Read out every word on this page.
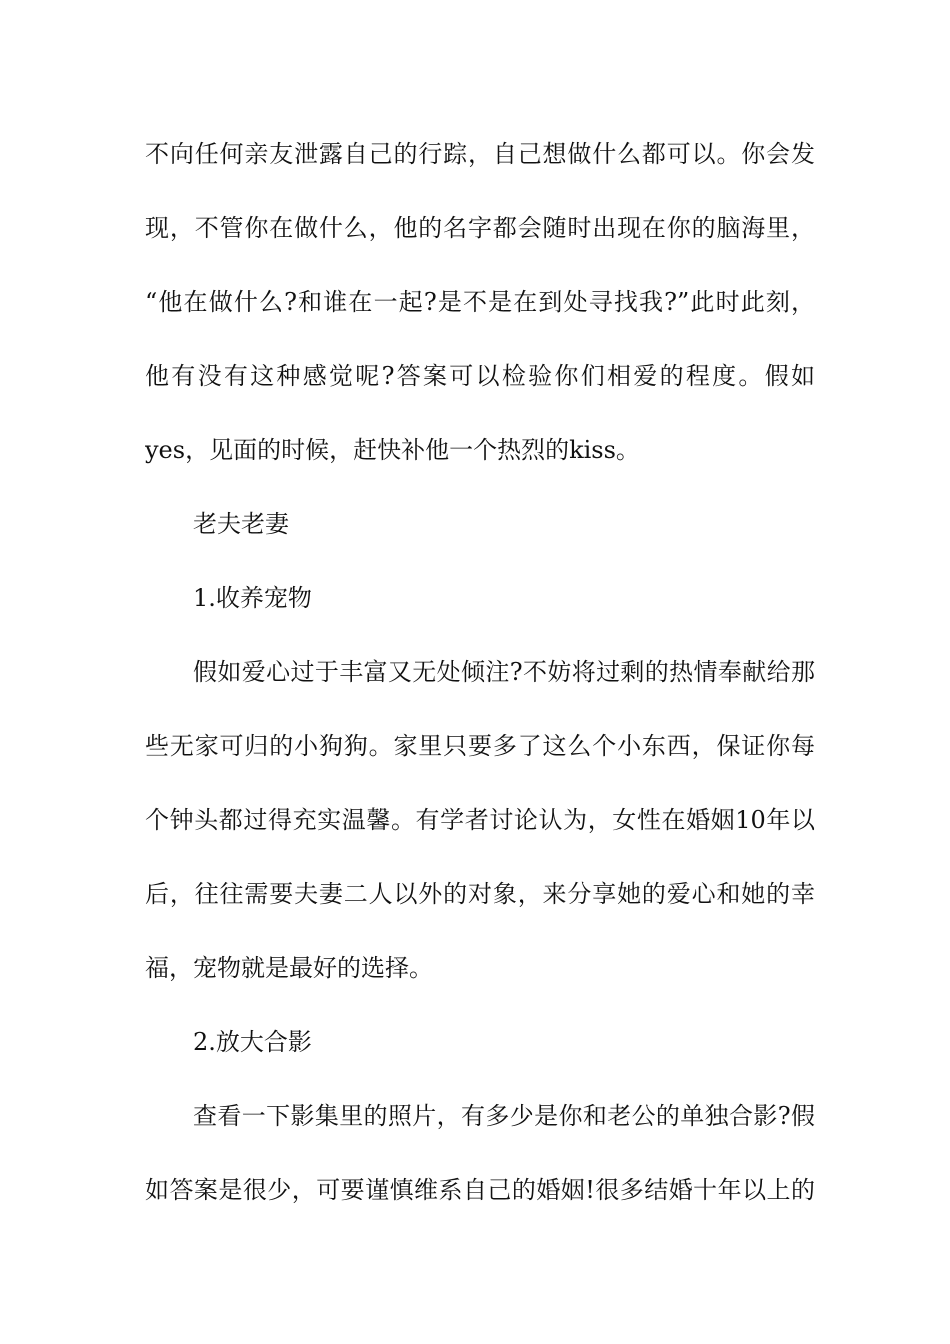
不向任何亲友泄露自己的行踪，自己想做什么都可以。你会发
现，不管你在做什么，他的名字都会随时出现在你的脑海里，
“他在做什么?和谁在一起?是不是在到处寻找我?”此时此刻，
他有没有这种感觉呢?答案可以检验你们相爱的程度。假如
yes，见面的时候，赶快补他一个热烈的kiss。
老夫老妻
1.收养宠物
假如爱心过于丰富又无处倾注?不妨将过剩的热情奉献给那
些无家可归的小狗狗。家里只要多了这么个小东西，保证你每
个钟头都过得充实温馨。有学者讨论认为，女性在婚姻10年以
后，往往需要夫妻二人以外的对象，来分享她的爱心和她的幸
福，宠物就是最好的选择。
2.放大合影
查看一下影集里的照片，有多少是你和老公的单独合影?假
如答案是很少，可要谨慎维系自己的婚姻!很多结婚十年以上的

======

:: What the exercise asks ::
Except for the pictures, reproduce every line exactly.

:: Correct result ::
Read out every word on this page.
不向任何亲友泄露自己的行踪，自己想做什么都可以。你会发
现，不管你在做什么，他的名字都会随时出现在你的脑海里，
“他在做什么?和谁在一起?是不是在到处寻找我?”此时此刻，
他有没有这种感觉呢?答案可以检验你们相爱的程度。假如
yes，见面的时候，赶快补他一个热烈的kiss。
老夫老妻
1.收养宠物
假如爱心过于丰富又无处倾注?不妨将过剩的热情奉献给那
些无家可归的小狗狗。家里只要多了这么个小东西，保证你每
个钟头都过得充实温馨。有学者讨论认为，女性在婚姻10年以
后，往往需要夫妻二人以外的对象，来分享她的爱心和她的幸
福，宠物就是最好的选择。
2.放大合影
查看一下影集里的照片，有多少是你和老公的单独合影?假
如答案是很少，可要谨慎维系自己的婚姻!很多结婚十年以上的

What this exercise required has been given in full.